Stated exercise: For every line in the data below that contains "Québec", copy the line.
** START Provided records **
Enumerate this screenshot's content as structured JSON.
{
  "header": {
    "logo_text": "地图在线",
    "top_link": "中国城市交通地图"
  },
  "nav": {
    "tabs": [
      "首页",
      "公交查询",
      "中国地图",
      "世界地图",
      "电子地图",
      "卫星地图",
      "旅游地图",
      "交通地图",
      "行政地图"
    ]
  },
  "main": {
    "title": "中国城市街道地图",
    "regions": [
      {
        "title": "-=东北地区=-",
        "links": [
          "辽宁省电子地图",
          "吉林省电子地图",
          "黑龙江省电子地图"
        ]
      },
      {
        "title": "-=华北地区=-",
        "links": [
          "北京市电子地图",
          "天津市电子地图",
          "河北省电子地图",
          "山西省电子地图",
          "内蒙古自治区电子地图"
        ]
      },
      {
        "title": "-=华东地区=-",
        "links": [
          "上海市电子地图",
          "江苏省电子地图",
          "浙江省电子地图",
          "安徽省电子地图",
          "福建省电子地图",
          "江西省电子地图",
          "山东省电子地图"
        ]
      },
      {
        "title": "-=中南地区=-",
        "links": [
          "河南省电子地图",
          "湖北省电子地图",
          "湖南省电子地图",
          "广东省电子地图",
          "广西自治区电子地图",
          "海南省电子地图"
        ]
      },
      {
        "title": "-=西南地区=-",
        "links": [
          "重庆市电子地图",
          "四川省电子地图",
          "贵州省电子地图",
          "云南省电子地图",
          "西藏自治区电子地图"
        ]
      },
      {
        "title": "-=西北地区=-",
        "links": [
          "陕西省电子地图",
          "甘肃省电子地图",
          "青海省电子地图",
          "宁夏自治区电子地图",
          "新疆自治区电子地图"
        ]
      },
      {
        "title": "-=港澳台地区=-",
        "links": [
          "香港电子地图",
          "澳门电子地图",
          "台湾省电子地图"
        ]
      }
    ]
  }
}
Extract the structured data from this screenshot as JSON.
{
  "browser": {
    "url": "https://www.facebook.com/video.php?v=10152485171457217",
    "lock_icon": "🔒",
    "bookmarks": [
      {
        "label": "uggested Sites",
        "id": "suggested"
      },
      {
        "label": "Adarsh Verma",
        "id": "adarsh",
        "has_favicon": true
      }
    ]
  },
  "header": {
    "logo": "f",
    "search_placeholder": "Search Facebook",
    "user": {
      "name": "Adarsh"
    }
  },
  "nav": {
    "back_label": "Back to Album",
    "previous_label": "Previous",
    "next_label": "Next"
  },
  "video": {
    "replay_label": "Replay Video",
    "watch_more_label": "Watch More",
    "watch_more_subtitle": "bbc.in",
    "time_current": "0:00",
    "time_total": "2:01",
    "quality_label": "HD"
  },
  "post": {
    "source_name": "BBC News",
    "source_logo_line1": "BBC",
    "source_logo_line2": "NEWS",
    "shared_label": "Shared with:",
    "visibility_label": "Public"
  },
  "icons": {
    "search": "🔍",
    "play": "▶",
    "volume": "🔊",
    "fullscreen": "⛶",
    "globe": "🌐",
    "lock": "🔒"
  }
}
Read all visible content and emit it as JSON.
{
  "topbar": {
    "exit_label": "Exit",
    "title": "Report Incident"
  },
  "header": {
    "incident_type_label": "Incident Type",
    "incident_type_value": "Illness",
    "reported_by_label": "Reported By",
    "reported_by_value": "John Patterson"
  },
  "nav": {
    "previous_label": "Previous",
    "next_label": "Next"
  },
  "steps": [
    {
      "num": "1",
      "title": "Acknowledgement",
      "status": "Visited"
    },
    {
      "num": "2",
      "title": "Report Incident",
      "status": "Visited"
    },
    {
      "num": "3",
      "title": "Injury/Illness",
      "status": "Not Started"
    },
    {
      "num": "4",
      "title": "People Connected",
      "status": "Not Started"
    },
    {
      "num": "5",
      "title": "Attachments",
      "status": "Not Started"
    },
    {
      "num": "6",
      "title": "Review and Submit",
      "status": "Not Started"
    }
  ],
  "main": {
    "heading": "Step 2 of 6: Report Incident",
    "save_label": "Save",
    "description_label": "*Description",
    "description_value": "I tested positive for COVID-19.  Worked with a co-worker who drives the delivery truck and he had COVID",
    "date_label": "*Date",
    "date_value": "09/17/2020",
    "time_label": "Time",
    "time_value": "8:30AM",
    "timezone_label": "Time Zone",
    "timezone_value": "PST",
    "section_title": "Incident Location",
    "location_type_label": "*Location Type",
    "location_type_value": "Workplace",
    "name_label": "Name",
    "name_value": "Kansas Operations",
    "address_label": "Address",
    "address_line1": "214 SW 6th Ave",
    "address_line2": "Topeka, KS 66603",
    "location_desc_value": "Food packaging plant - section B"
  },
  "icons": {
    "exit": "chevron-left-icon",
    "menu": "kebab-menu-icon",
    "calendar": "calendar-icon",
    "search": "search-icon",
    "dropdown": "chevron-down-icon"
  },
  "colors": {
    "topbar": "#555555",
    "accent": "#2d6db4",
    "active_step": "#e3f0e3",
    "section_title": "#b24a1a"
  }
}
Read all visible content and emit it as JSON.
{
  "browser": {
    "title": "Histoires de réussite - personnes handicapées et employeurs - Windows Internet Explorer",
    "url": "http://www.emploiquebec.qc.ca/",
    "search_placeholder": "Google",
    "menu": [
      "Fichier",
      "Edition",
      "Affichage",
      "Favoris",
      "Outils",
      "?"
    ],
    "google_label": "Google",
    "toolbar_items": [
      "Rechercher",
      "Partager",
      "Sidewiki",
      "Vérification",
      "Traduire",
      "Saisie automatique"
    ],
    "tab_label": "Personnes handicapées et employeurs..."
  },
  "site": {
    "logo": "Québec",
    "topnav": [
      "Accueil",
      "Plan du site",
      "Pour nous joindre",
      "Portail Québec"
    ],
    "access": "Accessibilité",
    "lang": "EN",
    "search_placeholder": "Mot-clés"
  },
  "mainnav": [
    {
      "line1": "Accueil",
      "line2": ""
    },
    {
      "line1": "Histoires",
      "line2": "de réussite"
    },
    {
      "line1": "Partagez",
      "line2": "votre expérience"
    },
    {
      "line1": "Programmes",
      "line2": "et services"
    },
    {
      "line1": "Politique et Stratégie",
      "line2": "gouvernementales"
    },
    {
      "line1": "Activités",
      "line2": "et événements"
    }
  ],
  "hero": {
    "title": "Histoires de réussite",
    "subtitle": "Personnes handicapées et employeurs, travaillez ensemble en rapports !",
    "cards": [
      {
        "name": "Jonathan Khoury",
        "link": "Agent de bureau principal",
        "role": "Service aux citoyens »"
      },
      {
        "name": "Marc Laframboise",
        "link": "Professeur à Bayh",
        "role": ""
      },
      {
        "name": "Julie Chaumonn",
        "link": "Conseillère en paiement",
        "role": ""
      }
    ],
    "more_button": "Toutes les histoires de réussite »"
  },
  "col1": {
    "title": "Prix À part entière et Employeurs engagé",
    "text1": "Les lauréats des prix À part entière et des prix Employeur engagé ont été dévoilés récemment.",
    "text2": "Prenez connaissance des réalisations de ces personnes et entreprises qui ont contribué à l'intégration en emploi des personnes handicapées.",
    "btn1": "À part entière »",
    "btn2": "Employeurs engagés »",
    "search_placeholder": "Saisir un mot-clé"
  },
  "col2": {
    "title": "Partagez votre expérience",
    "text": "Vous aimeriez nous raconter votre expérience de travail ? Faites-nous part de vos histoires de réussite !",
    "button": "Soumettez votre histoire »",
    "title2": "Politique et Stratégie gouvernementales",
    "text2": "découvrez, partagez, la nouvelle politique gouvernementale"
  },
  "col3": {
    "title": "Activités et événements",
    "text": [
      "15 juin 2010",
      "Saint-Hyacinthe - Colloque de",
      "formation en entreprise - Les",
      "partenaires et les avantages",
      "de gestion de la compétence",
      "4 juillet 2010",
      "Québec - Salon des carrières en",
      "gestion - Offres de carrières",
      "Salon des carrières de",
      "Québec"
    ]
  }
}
** END Provided records **
Final result:
    "logo": "Québec",
      "Portail Québec"
      "Québec - Salon des carrières en",
      "Québec"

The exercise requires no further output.